Provided data:

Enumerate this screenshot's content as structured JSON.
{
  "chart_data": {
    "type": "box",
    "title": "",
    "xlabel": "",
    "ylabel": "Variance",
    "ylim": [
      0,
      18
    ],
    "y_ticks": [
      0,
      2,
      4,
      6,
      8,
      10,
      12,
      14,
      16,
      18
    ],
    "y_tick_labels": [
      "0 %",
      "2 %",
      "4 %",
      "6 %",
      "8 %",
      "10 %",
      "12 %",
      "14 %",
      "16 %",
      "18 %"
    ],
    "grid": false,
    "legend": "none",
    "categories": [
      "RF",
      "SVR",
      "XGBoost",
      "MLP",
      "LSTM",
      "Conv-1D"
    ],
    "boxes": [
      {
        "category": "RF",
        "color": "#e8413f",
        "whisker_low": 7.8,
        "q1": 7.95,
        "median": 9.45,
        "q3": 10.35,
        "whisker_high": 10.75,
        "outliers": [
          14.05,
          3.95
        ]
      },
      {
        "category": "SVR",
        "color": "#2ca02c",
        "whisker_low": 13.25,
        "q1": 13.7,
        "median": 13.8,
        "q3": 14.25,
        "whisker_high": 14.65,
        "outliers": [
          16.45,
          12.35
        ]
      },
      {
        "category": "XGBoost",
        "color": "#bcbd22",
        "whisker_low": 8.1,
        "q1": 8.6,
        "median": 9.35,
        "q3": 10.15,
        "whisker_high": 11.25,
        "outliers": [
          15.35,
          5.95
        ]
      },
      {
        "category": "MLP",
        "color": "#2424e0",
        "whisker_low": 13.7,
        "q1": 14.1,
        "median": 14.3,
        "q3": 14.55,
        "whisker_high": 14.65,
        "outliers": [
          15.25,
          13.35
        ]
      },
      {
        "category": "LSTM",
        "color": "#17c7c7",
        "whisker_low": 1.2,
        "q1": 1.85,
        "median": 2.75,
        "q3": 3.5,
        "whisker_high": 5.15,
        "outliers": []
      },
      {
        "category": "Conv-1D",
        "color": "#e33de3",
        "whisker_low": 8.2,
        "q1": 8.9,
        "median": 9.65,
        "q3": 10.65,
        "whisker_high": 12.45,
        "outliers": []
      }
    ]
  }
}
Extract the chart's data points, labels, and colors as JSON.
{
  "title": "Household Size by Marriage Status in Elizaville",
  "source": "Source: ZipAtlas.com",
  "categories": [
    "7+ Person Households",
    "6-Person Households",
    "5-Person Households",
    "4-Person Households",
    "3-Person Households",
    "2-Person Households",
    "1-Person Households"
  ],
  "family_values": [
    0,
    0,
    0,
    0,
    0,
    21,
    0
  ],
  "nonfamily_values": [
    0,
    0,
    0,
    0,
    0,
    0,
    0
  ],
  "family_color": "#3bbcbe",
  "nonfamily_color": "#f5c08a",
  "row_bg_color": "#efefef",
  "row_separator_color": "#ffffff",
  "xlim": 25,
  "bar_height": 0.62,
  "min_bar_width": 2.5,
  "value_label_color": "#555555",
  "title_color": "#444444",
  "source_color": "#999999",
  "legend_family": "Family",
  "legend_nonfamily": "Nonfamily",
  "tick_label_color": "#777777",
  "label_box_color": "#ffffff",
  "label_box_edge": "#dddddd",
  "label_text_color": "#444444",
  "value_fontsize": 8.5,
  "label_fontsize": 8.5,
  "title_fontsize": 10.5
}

Given request:
Find every line with "Households" in the listing and state how many there are, nothing else.

Task response:
7